*Problem details*
Reproduce the whole listing, character for character.

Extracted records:
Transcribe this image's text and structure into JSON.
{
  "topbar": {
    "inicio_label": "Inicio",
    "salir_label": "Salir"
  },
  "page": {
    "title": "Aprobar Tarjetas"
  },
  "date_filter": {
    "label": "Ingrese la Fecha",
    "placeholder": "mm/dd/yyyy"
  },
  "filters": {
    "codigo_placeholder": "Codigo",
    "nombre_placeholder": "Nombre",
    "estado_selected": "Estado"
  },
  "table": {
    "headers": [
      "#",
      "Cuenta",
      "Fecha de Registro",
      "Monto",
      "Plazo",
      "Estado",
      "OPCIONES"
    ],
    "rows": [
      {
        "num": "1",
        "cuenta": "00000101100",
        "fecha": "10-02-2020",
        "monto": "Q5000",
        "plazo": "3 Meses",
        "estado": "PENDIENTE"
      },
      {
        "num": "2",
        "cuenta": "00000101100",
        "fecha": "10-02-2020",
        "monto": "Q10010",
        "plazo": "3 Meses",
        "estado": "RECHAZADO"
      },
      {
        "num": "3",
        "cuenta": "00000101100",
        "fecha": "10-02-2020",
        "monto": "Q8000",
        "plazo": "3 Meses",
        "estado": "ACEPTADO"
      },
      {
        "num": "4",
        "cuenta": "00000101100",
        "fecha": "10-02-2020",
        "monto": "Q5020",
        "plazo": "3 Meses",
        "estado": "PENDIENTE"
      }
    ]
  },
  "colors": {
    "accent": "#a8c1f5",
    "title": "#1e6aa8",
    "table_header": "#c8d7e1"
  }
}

*Task answer*
Transcribe this image's text and structure into JSON.
{
  "topbar": {
    "inicio_label": "Inicio",
    "salir_label": "Salir"
  },
  "page": {
    "title": "Aprobar Tarjetas"
  },
  "date_filter": {
    "label": "Ingrese la Fecha",
    "placeholder": "mm/dd/yyyy"
  },
  "filters": {
    "codigo_placeholder": "Codigo",
    "nombre_placeholder": "Nombre",
    "estado_selected": "Estado"
  },
  "table": {
    "headers": [
      "#",
      "Cuenta",
      "Fecha de Registro",
      "Monto",
      "Plazo",
      "Estado",
      "OPCIONES"
    ],
    "rows": [
      {
        "num": "1",
        "cuenta": "00000101100",
        "fecha": "10-02-2020",
        "monto": "Q5000",
        "plazo": "3 Meses",
        "estado": "PENDIENTE"
      },
      {
        "num": "2",
        "cuenta": "00000101100",
        "fecha": "10-02-2020",
        "monto": "Q10010",
        "plazo": "3 Meses",
        "estado": "RECHAZADO"
      },
      {
        "num": "3",
        "cuenta": "00000101100",
        "fecha": "10-02-2020",
        "monto": "Q8000",
        "plazo": "3 Meses",
        "estado": "ACEPTADO"
      },
      {
        "num": "4",
        "cuenta": "00000101100",
        "fecha": "10-02-2020",
        "monto": "Q5020",
        "plazo": "3 Meses",
        "estado": "PENDIENTE"
      }
    ]
  },
  "colors": {
    "accent": "#a8c1f5",
    "title": "#1e6aa8",
    "table_header": "#c8d7e1"
  }
}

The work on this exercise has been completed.